§ What to work on
Can you copy out the items below character for character, from their first line down to and including the line with "row-section: 10 — [740, 995, 756, 1012]"?

§ Provided material

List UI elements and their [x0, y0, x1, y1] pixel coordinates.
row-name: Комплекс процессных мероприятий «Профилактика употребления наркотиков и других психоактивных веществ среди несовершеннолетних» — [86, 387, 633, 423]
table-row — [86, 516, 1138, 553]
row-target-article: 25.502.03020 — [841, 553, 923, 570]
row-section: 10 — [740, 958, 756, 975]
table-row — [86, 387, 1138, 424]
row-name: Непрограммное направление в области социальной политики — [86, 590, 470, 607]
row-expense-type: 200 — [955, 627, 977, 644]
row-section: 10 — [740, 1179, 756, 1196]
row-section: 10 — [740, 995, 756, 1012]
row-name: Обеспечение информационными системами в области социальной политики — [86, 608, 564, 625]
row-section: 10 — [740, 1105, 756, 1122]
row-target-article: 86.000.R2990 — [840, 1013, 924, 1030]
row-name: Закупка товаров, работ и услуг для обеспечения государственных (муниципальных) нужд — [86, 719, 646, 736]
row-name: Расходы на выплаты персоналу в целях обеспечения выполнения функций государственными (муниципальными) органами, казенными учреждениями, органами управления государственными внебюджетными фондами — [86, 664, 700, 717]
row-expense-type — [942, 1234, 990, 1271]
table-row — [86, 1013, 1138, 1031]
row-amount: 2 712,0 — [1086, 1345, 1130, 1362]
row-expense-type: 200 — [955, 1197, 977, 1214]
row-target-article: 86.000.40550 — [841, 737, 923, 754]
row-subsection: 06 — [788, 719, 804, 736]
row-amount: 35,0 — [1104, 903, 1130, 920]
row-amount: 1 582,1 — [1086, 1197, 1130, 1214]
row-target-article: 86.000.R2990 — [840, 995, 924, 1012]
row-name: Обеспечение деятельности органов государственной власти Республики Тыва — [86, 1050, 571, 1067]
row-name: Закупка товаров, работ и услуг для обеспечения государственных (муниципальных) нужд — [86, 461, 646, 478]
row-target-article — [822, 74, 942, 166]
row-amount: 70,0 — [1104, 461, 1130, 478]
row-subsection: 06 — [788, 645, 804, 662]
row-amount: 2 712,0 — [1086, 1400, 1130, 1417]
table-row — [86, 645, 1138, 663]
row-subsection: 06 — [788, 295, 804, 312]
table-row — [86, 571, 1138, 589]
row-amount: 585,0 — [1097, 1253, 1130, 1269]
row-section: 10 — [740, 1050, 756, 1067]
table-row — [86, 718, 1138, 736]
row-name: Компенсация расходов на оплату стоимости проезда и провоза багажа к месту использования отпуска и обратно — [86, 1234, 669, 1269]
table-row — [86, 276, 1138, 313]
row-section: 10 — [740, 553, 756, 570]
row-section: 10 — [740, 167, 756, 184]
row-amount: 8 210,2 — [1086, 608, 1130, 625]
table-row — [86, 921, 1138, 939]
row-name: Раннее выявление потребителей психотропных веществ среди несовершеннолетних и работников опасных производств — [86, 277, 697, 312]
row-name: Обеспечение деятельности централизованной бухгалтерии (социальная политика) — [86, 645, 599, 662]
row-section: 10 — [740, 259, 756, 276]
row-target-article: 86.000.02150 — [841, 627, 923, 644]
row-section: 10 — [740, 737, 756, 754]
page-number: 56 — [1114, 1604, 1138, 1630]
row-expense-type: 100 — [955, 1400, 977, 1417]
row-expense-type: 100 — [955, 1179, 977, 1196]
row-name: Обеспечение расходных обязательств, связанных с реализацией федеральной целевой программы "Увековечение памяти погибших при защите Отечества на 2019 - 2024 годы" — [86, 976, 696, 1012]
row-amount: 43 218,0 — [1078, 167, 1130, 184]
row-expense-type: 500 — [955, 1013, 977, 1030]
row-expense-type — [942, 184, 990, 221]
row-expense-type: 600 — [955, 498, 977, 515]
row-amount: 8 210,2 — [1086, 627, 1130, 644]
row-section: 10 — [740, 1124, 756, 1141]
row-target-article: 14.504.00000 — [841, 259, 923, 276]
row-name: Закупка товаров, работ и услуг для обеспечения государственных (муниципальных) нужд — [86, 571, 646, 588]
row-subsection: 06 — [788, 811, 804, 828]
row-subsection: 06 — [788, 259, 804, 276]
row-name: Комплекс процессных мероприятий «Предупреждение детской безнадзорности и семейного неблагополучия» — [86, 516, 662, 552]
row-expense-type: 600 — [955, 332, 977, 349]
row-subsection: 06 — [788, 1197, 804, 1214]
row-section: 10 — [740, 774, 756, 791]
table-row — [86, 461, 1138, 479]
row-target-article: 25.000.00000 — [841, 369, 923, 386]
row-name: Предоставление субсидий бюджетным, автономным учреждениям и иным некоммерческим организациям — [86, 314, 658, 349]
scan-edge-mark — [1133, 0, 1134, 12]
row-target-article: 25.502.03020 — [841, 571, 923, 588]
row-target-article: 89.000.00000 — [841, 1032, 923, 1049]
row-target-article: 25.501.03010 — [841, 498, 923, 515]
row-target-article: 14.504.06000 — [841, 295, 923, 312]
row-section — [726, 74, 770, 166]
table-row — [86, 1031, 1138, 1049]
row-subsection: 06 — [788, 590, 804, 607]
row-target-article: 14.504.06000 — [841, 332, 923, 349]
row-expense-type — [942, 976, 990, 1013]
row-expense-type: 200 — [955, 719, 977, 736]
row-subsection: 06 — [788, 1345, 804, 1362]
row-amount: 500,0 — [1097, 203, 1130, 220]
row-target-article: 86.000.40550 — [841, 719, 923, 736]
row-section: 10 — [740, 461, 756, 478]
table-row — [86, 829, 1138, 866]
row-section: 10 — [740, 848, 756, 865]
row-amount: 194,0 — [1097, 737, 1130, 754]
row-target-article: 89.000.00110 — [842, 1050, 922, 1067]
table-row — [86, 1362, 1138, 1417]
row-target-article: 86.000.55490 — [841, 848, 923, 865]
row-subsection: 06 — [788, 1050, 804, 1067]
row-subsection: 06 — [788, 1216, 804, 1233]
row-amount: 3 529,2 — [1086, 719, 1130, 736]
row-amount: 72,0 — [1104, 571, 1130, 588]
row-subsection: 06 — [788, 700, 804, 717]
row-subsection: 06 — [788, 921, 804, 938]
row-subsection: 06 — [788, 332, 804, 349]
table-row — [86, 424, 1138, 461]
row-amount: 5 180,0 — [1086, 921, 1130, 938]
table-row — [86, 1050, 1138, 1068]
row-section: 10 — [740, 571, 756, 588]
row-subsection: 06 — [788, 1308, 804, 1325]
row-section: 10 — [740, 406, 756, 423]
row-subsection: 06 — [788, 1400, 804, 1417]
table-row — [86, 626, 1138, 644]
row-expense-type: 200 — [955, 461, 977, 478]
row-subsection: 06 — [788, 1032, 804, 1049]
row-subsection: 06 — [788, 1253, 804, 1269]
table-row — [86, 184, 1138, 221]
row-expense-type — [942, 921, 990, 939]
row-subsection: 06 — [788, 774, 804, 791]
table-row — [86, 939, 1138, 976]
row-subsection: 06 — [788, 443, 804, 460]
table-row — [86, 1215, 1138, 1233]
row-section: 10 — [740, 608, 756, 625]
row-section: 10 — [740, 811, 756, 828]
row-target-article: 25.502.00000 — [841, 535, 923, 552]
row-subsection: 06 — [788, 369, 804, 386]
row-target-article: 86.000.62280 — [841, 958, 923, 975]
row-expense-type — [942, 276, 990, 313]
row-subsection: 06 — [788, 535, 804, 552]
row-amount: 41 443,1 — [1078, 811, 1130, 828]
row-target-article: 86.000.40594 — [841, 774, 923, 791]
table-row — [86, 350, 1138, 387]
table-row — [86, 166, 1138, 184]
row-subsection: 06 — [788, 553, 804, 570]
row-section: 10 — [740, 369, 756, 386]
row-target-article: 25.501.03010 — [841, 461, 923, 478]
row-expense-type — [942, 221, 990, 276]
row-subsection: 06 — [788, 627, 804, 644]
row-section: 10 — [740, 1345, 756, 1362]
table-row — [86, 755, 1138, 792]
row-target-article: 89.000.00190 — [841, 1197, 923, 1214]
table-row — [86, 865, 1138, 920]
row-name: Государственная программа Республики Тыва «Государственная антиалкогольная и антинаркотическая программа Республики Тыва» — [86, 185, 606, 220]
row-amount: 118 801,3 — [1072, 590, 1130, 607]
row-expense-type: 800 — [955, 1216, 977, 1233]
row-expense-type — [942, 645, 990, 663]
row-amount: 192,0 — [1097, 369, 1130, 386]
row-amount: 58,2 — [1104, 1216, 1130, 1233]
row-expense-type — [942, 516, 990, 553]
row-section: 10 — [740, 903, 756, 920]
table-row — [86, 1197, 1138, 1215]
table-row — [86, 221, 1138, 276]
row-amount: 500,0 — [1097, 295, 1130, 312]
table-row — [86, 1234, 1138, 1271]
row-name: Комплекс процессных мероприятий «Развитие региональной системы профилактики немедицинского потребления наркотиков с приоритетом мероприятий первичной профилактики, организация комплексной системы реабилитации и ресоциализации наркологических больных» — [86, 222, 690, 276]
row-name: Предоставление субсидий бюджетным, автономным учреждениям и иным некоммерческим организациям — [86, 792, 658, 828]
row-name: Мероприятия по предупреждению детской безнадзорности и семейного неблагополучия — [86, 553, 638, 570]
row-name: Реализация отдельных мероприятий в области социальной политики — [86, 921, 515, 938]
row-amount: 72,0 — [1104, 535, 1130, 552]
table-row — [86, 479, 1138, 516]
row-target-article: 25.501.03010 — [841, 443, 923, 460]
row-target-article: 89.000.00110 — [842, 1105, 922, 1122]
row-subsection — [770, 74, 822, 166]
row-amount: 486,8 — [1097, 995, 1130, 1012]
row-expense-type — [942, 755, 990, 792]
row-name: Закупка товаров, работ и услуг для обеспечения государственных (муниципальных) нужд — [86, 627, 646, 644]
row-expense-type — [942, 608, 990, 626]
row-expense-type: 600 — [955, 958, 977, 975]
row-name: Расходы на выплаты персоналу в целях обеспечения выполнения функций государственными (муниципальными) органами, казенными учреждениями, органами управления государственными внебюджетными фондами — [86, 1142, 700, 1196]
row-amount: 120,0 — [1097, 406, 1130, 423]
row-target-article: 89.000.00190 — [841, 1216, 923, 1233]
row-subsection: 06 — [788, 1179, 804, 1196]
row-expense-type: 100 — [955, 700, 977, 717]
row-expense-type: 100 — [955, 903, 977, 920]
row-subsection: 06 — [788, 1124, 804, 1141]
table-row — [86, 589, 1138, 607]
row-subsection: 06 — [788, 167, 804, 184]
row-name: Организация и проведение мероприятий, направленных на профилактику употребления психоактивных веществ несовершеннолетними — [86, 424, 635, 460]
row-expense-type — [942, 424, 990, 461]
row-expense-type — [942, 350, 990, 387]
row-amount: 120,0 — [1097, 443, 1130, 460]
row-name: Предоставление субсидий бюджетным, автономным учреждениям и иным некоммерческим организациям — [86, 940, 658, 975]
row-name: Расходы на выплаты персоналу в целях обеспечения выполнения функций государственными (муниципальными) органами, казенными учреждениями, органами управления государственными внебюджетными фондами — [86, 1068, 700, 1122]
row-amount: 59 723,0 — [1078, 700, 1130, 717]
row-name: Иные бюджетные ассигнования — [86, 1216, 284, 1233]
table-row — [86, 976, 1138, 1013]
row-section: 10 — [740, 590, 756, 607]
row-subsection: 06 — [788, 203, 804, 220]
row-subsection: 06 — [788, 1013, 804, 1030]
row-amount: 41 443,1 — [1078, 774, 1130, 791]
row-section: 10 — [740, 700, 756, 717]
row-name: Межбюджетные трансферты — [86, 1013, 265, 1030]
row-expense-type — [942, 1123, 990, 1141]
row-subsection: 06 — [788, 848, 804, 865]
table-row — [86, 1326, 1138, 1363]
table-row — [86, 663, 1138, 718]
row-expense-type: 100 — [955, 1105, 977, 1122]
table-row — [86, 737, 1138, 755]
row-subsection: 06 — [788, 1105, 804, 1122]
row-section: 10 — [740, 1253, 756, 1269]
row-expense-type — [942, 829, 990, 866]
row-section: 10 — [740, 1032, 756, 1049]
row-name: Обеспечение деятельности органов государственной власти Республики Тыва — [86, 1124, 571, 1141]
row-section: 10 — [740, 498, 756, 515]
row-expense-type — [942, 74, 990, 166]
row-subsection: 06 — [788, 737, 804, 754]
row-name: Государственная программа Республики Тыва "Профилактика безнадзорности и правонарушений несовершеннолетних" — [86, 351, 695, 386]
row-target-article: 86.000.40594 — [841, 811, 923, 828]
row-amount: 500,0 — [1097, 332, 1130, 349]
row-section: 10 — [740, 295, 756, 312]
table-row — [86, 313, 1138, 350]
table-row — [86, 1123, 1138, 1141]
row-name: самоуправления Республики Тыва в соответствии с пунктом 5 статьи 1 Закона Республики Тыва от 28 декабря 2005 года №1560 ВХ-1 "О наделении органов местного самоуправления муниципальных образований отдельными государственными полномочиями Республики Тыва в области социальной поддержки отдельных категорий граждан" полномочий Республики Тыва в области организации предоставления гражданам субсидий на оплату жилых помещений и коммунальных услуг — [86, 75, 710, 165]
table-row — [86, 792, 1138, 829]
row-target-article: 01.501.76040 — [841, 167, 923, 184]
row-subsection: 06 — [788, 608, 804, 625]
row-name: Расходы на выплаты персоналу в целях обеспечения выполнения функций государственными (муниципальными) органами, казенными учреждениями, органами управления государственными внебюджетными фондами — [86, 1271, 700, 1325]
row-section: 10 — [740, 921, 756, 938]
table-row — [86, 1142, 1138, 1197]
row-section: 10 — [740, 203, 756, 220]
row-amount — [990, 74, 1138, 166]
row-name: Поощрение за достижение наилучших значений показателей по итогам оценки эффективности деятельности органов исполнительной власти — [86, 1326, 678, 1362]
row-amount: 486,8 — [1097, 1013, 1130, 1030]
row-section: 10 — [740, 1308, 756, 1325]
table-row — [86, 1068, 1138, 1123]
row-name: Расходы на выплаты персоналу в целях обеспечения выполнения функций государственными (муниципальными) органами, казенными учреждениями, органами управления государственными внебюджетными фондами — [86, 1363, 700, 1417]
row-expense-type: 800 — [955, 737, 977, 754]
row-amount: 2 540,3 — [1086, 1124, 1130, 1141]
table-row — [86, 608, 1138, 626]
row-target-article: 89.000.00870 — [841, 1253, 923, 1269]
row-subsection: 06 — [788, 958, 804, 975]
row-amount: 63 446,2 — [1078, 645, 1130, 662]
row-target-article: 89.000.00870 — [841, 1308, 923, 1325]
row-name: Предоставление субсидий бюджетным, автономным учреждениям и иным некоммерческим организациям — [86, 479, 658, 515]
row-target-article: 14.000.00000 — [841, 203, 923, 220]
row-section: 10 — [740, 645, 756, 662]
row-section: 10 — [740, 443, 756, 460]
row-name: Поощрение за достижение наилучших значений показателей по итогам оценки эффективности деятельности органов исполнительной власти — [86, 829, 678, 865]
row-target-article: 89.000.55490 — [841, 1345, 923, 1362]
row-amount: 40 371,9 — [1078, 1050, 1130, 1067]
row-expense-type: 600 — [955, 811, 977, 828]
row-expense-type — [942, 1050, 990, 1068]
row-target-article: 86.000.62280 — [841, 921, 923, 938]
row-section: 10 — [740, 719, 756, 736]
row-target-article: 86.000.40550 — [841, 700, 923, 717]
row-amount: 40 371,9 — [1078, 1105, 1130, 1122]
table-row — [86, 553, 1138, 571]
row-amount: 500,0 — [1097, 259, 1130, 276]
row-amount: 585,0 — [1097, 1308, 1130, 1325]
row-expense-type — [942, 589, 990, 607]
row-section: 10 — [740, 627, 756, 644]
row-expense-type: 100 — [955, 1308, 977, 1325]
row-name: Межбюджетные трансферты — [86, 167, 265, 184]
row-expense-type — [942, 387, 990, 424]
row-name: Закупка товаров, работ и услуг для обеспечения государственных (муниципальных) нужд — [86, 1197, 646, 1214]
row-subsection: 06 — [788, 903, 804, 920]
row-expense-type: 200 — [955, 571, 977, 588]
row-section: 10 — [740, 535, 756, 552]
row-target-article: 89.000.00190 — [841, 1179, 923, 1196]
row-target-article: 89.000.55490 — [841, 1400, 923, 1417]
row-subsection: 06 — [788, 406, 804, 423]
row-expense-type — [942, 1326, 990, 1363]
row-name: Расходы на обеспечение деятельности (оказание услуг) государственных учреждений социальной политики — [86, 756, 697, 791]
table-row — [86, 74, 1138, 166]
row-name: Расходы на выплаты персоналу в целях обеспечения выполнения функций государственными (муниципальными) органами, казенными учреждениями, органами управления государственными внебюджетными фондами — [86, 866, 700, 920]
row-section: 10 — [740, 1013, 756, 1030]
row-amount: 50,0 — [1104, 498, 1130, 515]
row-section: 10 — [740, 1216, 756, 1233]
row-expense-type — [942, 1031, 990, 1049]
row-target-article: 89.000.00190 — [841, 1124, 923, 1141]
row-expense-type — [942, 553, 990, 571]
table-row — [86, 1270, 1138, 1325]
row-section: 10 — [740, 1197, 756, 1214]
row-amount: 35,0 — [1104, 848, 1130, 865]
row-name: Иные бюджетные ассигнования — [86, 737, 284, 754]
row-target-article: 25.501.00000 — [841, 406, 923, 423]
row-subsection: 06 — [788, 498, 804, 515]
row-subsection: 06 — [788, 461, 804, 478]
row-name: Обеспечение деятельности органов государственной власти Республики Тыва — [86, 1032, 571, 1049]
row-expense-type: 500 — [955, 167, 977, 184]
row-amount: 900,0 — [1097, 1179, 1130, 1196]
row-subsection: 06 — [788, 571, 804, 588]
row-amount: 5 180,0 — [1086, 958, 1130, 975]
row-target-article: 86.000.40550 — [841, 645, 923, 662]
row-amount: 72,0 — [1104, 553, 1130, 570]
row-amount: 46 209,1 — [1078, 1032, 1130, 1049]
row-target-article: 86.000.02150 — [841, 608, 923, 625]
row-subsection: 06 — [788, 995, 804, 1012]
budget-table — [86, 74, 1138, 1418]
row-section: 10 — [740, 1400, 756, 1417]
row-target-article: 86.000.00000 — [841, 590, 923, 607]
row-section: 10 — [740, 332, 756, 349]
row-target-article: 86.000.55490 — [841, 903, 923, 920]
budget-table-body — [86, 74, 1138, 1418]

§ The answer
List UI elements and their [x0, y0, x1, y1] pixel coordinates.
row-name: Комплекс процессных мероприятий «Профилактика употребления наркотиков и других психоактивных веществ среди несовершеннолетних» — [86, 387, 633, 423]
table-row — [86, 516, 1138, 553]
row-target-article: 25.502.03020 — [841, 553, 923, 570]
row-section: 10 — [740, 958, 756, 975]
table-row — [86, 387, 1138, 424]
row-name: Непрограммное направление в области социальной политики — [86, 590, 470, 607]
row-expense-type: 200 — [955, 627, 977, 644]
row-section: 10 — [740, 1179, 756, 1196]
row-section: 10 — [740, 995, 756, 1012]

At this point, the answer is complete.